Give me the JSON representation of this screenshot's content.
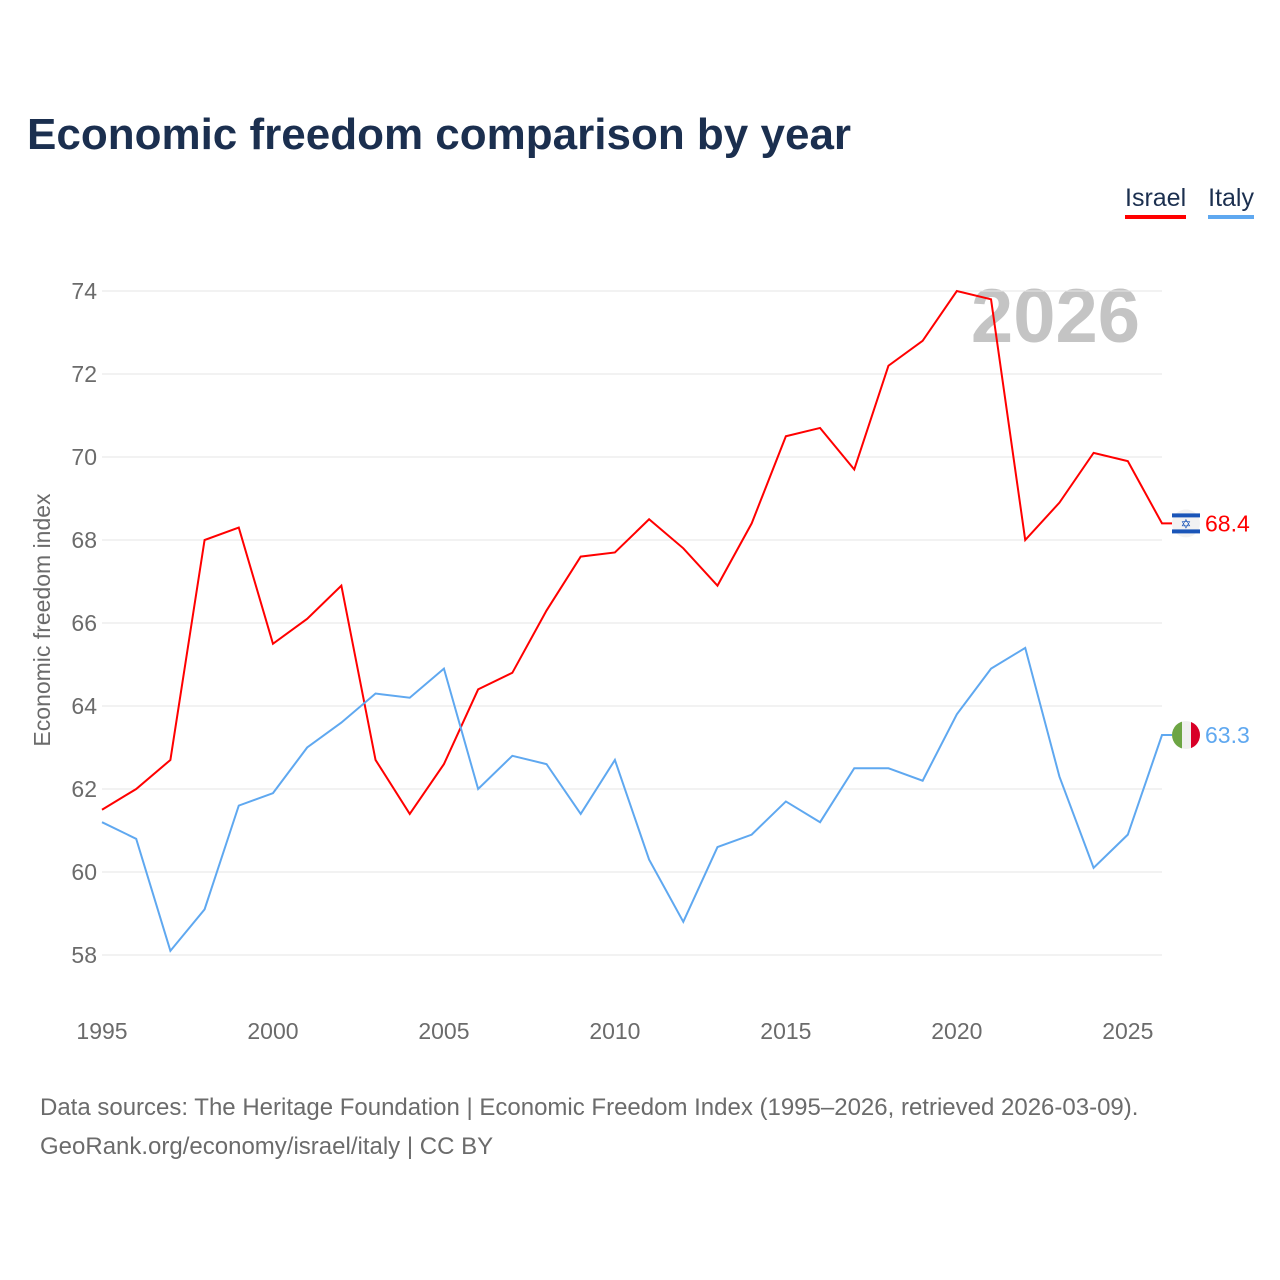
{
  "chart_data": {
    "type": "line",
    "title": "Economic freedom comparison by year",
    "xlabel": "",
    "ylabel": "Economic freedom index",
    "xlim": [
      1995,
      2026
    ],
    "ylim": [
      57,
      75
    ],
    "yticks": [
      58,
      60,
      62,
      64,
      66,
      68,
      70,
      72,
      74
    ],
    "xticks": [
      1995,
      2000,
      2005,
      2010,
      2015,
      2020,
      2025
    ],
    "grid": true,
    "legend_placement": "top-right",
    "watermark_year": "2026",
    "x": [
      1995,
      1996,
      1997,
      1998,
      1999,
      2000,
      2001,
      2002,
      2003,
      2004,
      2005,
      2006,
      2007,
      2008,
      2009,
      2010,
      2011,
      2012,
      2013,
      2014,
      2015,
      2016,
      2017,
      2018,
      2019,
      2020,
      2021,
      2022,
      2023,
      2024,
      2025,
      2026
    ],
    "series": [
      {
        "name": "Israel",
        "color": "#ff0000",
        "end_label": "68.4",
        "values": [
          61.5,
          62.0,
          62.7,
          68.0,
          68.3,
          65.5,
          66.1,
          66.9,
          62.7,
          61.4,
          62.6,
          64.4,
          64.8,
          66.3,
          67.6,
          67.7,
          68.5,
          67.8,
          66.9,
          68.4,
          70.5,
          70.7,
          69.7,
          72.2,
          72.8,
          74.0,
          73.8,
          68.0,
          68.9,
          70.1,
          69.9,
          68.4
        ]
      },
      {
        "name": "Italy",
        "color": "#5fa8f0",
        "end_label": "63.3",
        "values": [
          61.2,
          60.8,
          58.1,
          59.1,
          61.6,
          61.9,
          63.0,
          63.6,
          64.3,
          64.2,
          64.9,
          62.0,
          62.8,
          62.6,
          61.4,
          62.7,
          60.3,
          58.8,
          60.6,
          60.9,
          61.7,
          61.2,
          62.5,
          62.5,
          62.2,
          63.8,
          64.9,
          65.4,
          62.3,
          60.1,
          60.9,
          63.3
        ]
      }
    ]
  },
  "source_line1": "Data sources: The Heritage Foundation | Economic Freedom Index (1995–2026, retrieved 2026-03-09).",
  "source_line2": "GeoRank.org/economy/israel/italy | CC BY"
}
================
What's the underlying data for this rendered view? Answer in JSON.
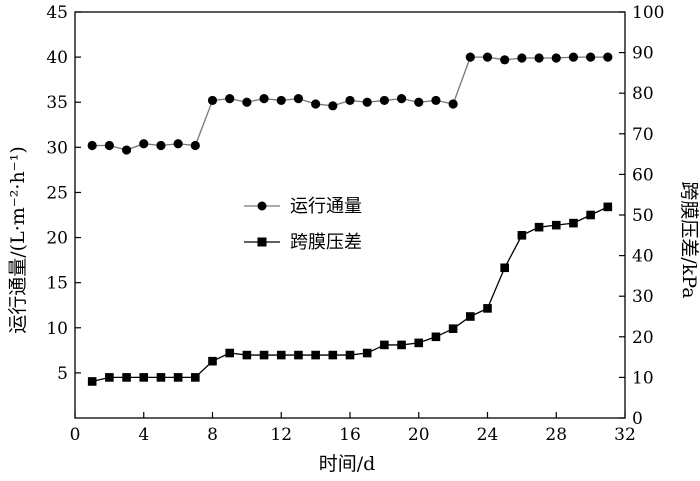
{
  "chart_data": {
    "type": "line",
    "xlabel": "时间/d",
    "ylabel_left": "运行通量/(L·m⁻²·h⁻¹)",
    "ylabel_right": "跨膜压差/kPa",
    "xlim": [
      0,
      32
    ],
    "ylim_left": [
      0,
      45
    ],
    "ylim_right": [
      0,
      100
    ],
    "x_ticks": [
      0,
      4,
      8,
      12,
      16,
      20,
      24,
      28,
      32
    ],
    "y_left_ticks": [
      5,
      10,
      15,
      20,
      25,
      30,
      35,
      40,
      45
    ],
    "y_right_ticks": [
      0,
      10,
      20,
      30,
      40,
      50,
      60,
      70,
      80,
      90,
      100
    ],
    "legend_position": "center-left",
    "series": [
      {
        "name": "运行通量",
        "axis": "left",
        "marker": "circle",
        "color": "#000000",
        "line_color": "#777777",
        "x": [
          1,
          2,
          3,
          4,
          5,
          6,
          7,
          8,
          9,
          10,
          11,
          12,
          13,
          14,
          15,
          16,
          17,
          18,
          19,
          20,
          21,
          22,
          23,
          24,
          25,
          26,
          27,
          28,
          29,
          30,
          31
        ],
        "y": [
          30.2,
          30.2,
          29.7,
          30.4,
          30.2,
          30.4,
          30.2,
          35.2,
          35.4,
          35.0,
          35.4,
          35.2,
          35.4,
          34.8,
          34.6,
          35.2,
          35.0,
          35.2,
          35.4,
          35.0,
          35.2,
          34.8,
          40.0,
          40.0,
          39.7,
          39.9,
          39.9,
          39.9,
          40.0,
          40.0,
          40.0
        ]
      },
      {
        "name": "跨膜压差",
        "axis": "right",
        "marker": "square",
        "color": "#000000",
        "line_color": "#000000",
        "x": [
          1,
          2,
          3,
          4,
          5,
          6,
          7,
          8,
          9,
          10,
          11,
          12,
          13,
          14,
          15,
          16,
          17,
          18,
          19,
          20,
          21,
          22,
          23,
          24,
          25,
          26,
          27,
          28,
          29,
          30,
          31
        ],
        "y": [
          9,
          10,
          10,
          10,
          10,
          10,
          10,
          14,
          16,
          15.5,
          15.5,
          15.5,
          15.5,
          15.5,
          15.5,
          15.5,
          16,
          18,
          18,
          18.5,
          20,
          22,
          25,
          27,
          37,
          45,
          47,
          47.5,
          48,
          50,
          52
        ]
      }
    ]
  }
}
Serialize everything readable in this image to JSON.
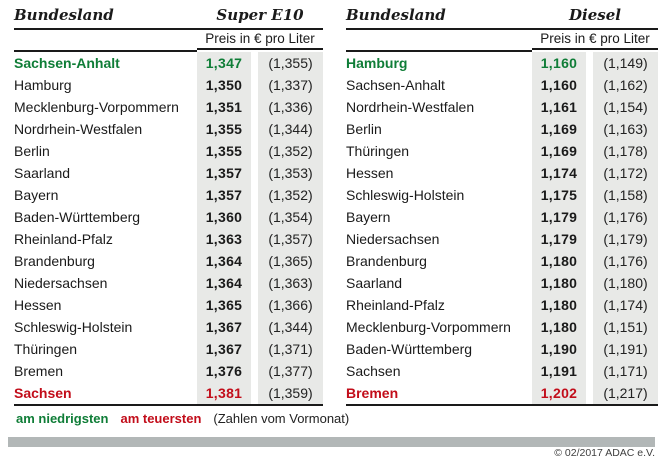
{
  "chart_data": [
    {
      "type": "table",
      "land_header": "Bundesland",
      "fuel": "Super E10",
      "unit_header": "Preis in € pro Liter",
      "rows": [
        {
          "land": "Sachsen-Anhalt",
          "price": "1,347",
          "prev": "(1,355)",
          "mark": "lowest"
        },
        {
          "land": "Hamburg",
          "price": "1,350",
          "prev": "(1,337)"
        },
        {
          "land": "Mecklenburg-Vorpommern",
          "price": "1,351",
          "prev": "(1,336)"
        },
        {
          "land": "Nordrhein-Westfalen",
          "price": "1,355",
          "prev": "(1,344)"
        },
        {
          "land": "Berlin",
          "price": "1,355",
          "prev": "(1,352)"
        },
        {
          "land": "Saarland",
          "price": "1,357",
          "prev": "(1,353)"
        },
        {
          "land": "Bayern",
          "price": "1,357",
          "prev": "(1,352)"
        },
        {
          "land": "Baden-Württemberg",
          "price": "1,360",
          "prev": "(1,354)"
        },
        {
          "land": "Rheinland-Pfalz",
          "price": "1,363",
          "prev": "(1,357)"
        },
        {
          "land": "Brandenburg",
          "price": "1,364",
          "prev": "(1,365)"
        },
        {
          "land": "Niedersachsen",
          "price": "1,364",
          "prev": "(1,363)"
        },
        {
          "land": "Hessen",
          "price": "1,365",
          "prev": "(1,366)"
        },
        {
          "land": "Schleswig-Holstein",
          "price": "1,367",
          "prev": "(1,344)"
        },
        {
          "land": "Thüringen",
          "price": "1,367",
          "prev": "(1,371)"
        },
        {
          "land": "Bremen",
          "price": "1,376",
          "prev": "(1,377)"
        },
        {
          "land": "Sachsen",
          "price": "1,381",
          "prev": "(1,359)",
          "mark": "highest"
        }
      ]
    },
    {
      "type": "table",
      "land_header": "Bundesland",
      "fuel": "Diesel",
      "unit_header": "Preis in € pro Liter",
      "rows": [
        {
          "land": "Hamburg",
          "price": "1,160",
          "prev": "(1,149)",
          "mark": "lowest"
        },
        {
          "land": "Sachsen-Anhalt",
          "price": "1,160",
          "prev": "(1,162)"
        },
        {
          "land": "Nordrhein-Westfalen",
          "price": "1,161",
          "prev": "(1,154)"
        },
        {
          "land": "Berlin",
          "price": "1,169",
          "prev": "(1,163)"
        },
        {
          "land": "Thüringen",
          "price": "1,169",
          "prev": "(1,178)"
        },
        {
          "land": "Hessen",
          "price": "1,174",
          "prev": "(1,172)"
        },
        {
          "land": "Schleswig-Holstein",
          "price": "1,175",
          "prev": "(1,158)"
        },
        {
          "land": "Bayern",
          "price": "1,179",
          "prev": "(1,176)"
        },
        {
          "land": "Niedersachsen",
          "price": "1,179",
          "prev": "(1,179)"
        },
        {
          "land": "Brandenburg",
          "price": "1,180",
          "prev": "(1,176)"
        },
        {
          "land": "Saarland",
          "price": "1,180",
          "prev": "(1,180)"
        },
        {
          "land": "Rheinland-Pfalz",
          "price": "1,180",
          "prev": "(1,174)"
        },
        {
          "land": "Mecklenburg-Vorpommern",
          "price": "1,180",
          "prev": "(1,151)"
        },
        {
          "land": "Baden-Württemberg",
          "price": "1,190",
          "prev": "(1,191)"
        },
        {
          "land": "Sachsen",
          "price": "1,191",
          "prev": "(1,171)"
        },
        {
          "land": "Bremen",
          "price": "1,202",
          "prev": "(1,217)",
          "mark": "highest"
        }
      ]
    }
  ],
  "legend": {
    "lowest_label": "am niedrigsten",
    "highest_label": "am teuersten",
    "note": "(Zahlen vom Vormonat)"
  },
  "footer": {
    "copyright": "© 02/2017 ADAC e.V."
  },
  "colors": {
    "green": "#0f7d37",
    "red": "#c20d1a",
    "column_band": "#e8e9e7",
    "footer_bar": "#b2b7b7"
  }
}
================
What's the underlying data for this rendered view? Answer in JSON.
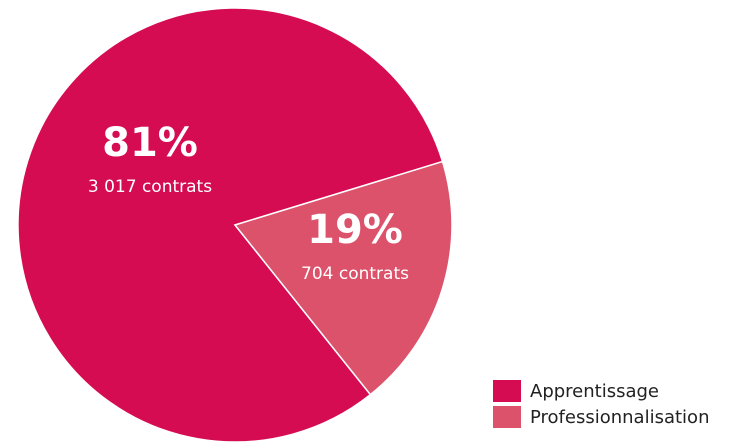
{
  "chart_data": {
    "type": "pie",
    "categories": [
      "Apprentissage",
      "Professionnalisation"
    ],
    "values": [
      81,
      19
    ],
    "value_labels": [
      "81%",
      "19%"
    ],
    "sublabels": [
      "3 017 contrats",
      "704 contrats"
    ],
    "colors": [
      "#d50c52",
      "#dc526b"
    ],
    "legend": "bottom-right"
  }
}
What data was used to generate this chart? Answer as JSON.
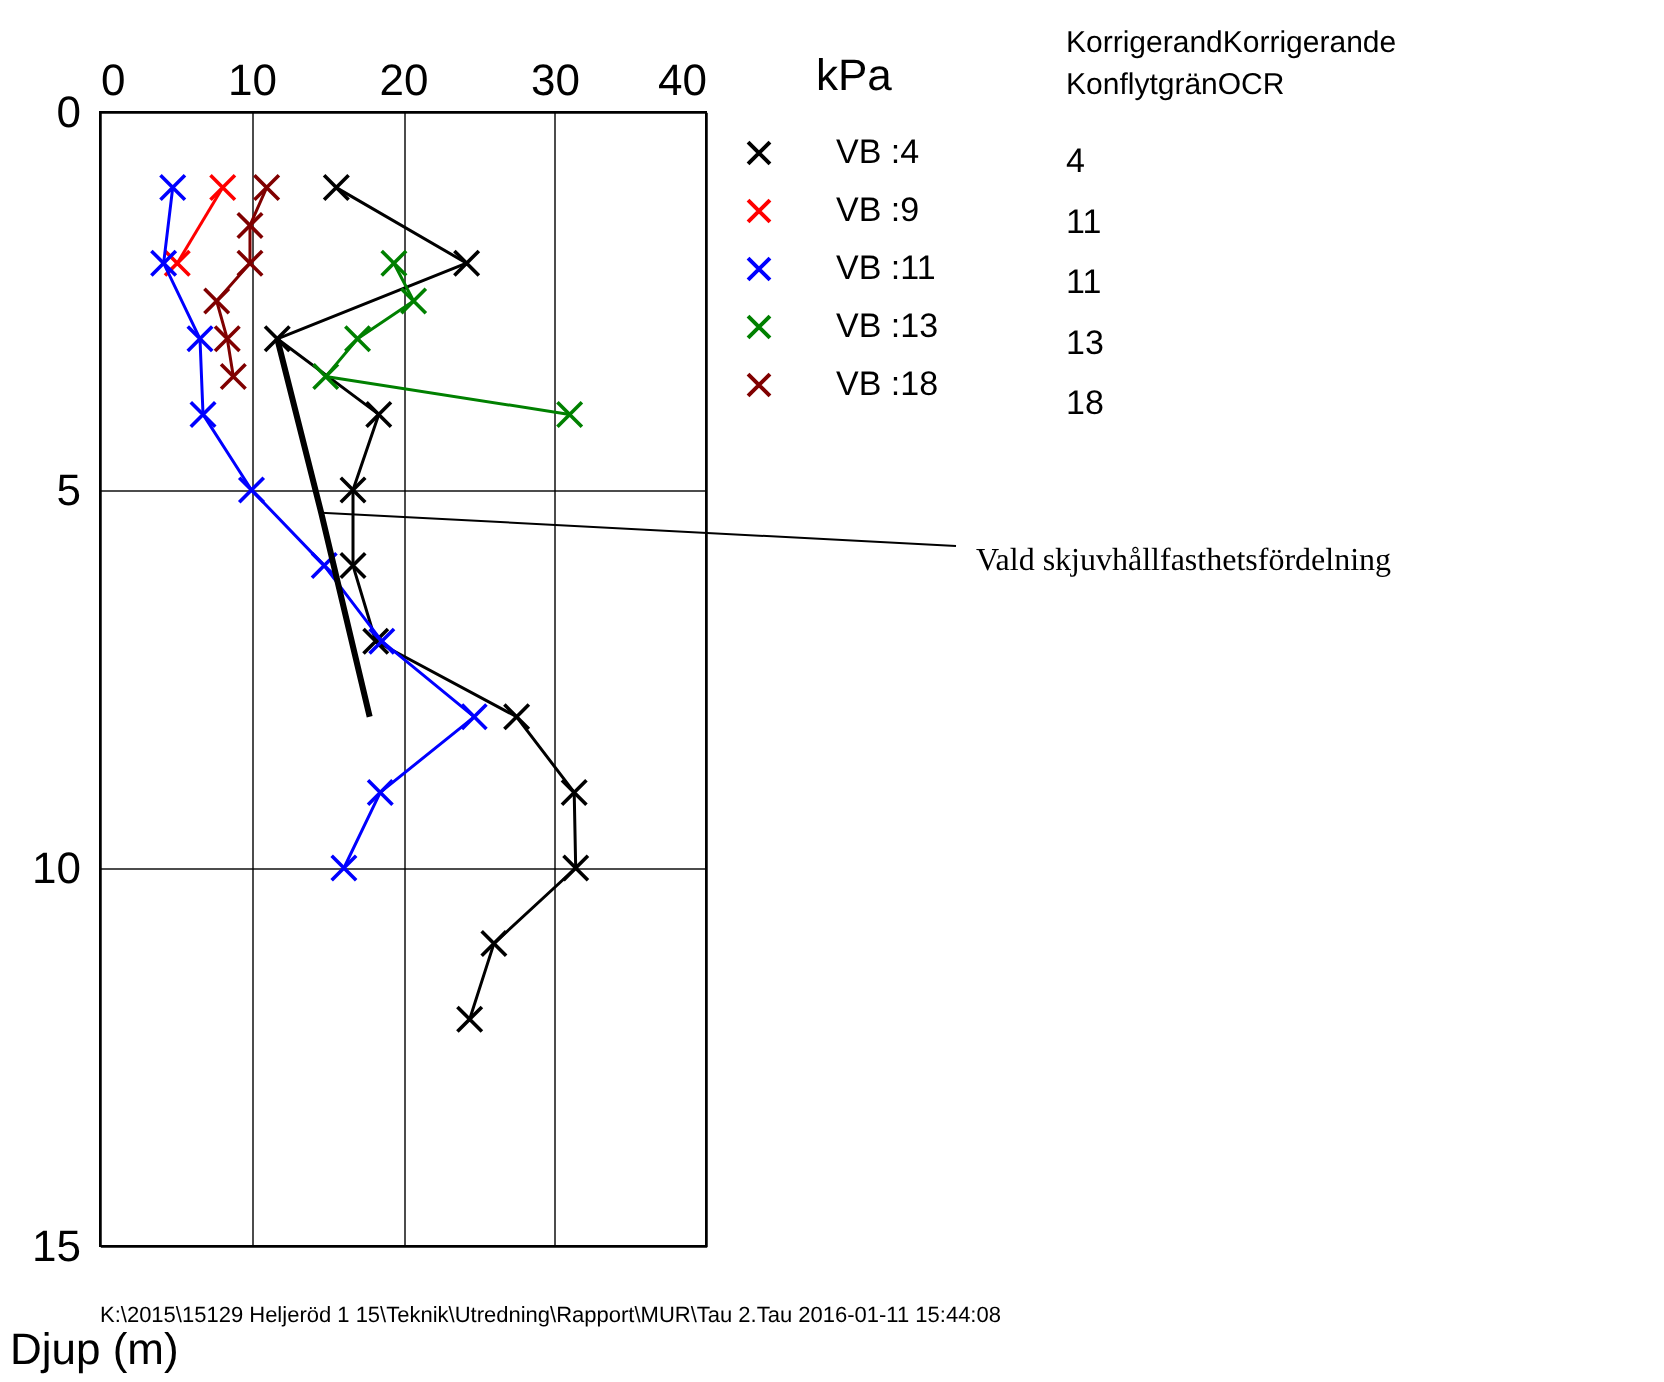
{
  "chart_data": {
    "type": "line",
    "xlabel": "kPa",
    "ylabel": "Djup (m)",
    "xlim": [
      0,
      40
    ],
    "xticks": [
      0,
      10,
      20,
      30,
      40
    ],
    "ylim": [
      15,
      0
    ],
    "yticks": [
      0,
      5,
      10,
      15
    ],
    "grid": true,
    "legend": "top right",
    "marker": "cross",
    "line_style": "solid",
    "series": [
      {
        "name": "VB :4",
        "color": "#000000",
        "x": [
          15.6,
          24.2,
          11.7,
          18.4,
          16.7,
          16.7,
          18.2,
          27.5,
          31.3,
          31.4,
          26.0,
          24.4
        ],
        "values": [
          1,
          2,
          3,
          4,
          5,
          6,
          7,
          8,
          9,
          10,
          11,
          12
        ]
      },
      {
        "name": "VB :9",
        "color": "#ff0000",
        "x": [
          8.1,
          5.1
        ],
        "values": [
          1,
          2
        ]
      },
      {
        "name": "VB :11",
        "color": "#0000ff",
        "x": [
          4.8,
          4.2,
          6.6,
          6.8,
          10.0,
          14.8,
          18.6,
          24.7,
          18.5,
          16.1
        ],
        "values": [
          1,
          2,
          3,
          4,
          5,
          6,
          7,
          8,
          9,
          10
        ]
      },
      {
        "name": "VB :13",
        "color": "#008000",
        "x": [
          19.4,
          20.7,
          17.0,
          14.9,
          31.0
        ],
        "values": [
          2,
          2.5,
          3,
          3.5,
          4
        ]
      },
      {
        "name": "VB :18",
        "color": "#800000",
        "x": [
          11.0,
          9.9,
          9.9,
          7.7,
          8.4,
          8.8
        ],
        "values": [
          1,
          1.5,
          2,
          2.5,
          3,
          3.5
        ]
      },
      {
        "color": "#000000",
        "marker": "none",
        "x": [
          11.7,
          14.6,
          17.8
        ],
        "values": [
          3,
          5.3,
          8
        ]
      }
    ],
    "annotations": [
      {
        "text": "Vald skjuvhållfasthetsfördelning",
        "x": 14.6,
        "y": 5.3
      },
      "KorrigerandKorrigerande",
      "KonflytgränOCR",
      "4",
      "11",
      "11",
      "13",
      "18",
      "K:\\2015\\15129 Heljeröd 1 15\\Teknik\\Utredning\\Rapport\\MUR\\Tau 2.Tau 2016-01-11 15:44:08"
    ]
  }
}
================
## [What this task involves]
Check each line of the entries for the string "name". Copy the lines that have it.

## [Solution for this problem]
        "name": "Israel",
        "name": "Italy",
        "name": "运行通量",
        "name": "跨膜压差",
        "name": "VB :4",
        "name": "VB :9",
        "name": "VB :11",
        "name": "VB :13",
        "name": "VB :18",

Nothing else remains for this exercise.